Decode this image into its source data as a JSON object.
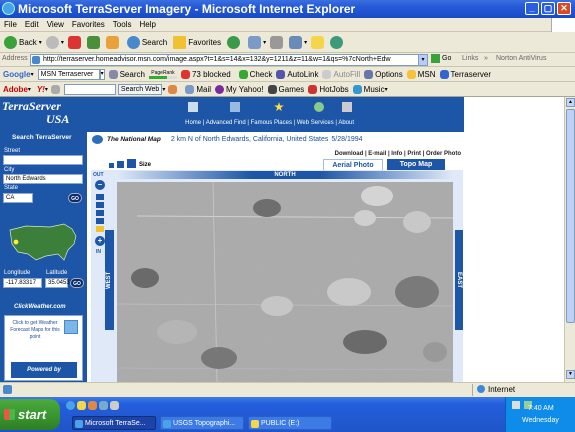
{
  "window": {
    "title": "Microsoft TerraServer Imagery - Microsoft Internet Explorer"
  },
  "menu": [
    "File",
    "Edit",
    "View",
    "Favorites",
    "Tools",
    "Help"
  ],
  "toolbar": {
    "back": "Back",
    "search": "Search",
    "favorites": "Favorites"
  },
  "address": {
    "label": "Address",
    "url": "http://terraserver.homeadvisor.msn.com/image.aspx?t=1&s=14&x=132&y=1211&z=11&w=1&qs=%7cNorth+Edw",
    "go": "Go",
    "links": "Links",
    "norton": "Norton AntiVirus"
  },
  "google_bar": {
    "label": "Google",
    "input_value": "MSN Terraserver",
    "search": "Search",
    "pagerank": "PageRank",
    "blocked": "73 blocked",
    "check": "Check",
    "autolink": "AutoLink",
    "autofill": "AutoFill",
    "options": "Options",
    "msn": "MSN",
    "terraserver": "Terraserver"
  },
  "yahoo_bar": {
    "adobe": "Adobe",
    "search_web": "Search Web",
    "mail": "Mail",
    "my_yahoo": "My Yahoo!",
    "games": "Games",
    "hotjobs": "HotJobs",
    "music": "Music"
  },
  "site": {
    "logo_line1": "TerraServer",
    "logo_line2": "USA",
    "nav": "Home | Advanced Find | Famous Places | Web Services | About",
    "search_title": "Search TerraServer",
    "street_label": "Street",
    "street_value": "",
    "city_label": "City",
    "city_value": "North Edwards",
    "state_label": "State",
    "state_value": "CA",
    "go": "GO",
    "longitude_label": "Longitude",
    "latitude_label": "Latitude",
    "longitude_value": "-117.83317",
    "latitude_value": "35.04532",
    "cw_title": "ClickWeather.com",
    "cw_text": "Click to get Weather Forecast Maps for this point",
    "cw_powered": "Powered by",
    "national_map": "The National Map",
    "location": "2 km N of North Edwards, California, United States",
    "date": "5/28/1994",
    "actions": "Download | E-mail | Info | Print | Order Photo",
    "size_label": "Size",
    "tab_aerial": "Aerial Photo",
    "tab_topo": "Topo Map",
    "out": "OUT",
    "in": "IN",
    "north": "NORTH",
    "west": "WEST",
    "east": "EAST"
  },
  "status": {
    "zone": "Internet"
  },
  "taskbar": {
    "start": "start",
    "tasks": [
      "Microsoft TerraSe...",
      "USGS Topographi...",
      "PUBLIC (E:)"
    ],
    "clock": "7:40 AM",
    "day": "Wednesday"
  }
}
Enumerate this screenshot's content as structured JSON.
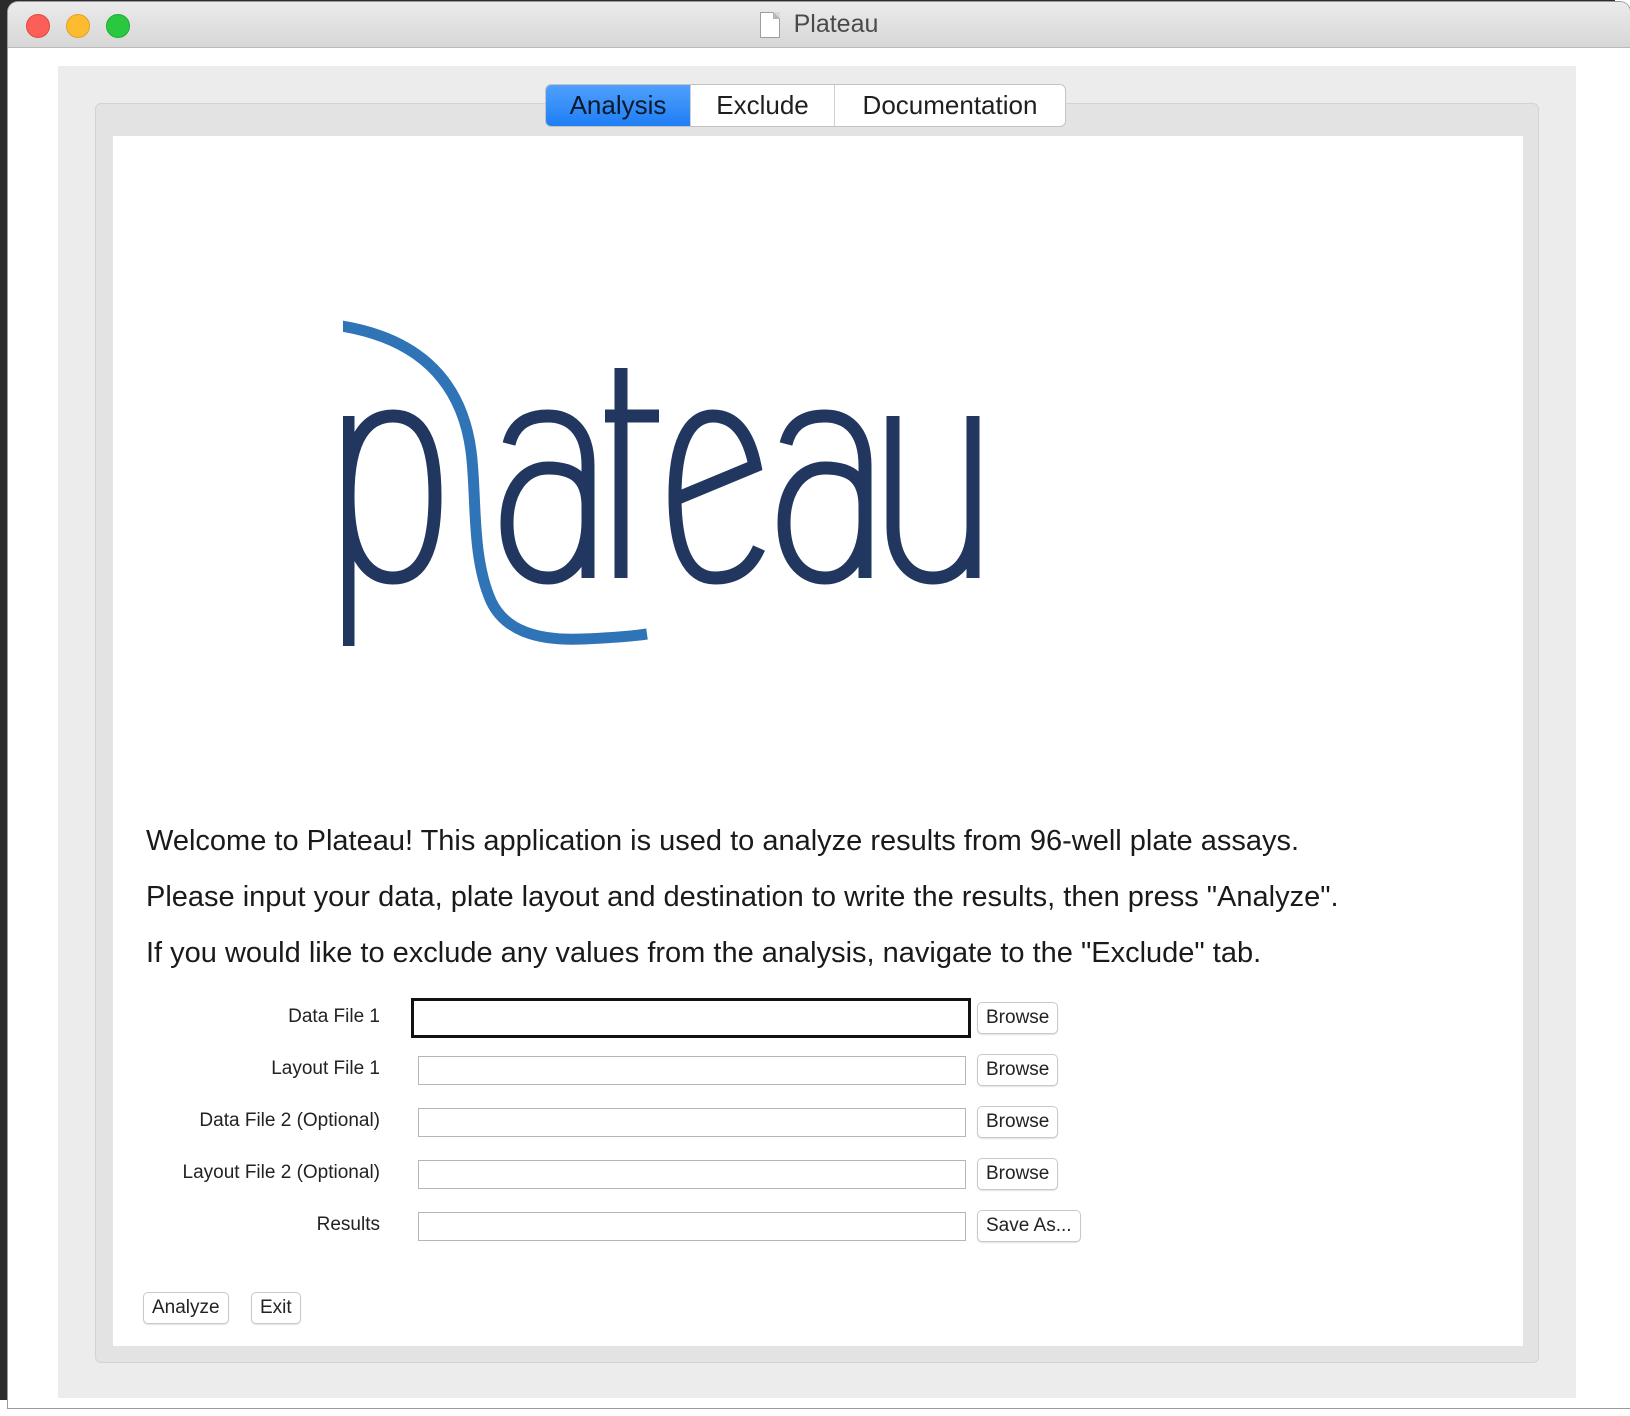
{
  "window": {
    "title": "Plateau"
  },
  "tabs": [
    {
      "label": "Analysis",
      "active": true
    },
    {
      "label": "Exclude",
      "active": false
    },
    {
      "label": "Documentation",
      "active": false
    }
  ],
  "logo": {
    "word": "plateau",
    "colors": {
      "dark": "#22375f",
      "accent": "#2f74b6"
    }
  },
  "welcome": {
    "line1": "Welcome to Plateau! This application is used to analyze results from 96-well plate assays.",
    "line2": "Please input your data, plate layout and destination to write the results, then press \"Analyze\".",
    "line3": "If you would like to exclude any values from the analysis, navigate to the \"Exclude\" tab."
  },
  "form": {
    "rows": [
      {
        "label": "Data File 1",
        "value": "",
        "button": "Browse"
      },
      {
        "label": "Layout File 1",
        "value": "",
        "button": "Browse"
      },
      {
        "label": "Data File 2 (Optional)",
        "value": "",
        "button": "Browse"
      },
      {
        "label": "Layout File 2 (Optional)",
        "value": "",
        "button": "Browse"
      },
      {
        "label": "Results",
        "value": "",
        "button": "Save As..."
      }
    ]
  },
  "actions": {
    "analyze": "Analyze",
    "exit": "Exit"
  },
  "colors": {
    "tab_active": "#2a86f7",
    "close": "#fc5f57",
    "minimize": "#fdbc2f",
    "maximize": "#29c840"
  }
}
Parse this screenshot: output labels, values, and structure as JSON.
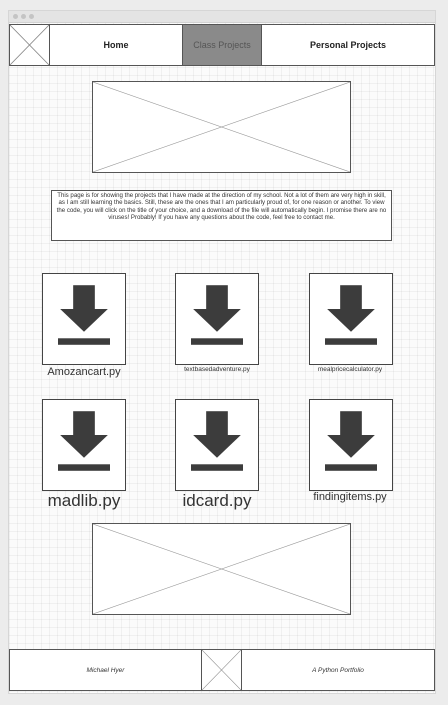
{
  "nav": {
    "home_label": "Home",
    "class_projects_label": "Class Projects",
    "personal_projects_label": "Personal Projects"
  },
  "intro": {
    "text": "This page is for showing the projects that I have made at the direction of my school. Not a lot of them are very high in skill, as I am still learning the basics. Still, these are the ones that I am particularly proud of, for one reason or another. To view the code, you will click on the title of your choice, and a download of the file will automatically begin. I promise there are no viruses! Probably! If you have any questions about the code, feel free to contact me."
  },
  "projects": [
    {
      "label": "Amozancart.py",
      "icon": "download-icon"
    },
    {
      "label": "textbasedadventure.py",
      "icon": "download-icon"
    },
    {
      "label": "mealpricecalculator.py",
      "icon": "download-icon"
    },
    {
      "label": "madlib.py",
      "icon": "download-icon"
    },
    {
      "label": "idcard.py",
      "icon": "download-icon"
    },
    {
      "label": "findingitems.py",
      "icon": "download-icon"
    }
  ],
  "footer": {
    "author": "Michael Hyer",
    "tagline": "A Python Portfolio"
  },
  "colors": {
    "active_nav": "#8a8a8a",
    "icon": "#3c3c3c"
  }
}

+ + +

▸ What is expected
Without including any picture, set down the listing above exactly as it appears.

▸ Output below
Decode this image into its source data as a JSON object.
{
  "window": {
    "title": "Microsoft TerraServer Imagery - Microsoft Internet Explorer"
  },
  "menu": [
    "File",
    "Edit",
    "View",
    "Favorites",
    "Tools",
    "Help"
  ],
  "toolbar": {
    "back": "Back",
    "search": "Search",
    "favorites": "Favorites"
  },
  "address": {
    "label": "Address",
    "url": "http://terraserver.homeadvisor.msn.com/image.aspx?t=1&s=14&x=132&y=1211&z=11&w=1&qs=%7cNorth+Edw",
    "go": "Go",
    "links": "Links",
    "norton": "Norton AntiVirus"
  },
  "google_bar": {
    "label": "Google",
    "input_value": "MSN Terraserver",
    "search": "Search",
    "pagerank": "PageRank",
    "blocked": "73 blocked",
    "check": "Check",
    "autolink": "AutoLink",
    "autofill": "AutoFill",
    "options": "Options",
    "msn": "MSN",
    "terraserver": "Terraserver"
  },
  "yahoo_bar": {
    "adobe": "Adobe",
    "search_web": "Search Web",
    "mail": "Mail",
    "my_yahoo": "My Yahoo!",
    "games": "Games",
    "hotjobs": "HotJobs",
    "music": "Music"
  },
  "site": {
    "logo_line1": "TerraServer",
    "logo_line2": "USA",
    "nav": "Home | Advanced Find | Famous Places | Web Services | About",
    "search_title": "Search TerraServer",
    "street_label": "Street",
    "street_value": "",
    "city_label": "City",
    "city_value": "North Edwards",
    "state_label": "State",
    "state_value": "CA",
    "go": "GO",
    "longitude_label": "Longitude",
    "latitude_label": "Latitude",
    "longitude_value": "-117.83317",
    "latitude_value": "35.04532",
    "cw_title": "ClickWeather.com",
    "cw_text": "Click to get Weather Forecast Maps for this point",
    "cw_powered": "Powered by",
    "national_map": "The National Map",
    "location": "2 km N of North Edwards, California, United States",
    "date": "5/28/1994",
    "actions": "Download | E-mail | Info | Print | Order Photo",
    "size_label": "Size",
    "tab_aerial": "Aerial Photo",
    "tab_topo": "Topo Map",
    "out": "OUT",
    "in": "IN",
    "north": "NORTH",
    "west": "WEST",
    "east": "EAST"
  },
  "status": {
    "zone": "Internet"
  },
  "taskbar": {
    "start": "start",
    "tasks": [
      "Microsoft TerraSe...",
      "USGS Topographi...",
      "PUBLIC (E:)"
    ],
    "clock": "7:40 AM",
    "day": "Wednesday"
  }
}
Enumerate this screenshot's content as structured JSON.
{
  "window": {
    "title": "Plateau"
  },
  "tabs": [
    {
      "label": "Analysis",
      "active": true
    },
    {
      "label": "Exclude",
      "active": false
    },
    {
      "label": "Documentation",
      "active": false
    }
  ],
  "logo": {
    "word": "plateau",
    "colors": {
      "dark": "#22375f",
      "accent": "#2f74b6"
    }
  },
  "welcome": {
    "line1": "Welcome to Plateau! This application is used to analyze results from 96-well plate assays.",
    "line2": "Please input your data, plate layout and destination to write the results, then press \"Analyze\".",
    "line3": "If you would like to exclude any values from the analysis, navigate to the \"Exclude\" tab."
  },
  "form": {
    "rows": [
      {
        "label": "Data File 1",
        "value": "",
        "button": "Browse"
      },
      {
        "label": "Layout File 1",
        "value": "",
        "button": "Browse"
      },
      {
        "label": "Data File 2 (Optional)",
        "value": "",
        "button": "Browse"
      },
      {
        "label": "Layout File 2 (Optional)",
        "value": "",
        "button": "Browse"
      },
      {
        "label": "Results",
        "value": "",
        "button": "Save As..."
      }
    ]
  },
  "actions": {
    "analyze": "Analyze",
    "exit": "Exit"
  },
  "colors": {
    "tab_active": "#2a86f7",
    "close": "#fc5f57",
    "minimize": "#fdbc2f",
    "maximize": "#29c840"
  }
}
Parse this screenshot: output labels, values, and structure as JSON.
{
  "nav": {
    "home_label": "Home",
    "class_projects_label": "Class Projects",
    "personal_projects_label": "Personal Projects"
  },
  "intro": {
    "text": "This page is for showing the projects that I have made at the direction of my school. Not a lot of them are very high in skill, as I am still learning the basics. Still, these are the ones that I am particularly proud of, for one reason or another. To view the code, you will click on the title of your choice, and a download of the file will automatically begin. I promise there are no viruses! Probably! If you have any questions about the code, feel free to contact me."
  },
  "projects": [
    {
      "label": "Amozancart.py",
      "icon": "download-icon"
    },
    {
      "label": "textbasedadventure.py",
      "icon": "download-icon"
    },
    {
      "label": "mealpricecalculator.py",
      "icon": "download-icon"
    },
    {
      "label": "madlib.py",
      "icon": "download-icon"
    },
    {
      "label": "idcard.py",
      "icon": "download-icon"
    },
    {
      "label": "findingitems.py",
      "icon": "download-icon"
    }
  ],
  "footer": {
    "author": "Michael Hyer",
    "tagline": "A Python Portfolio"
  },
  "colors": {
    "active_nav": "#8a8a8a",
    "icon": "#3c3c3c"
  }
}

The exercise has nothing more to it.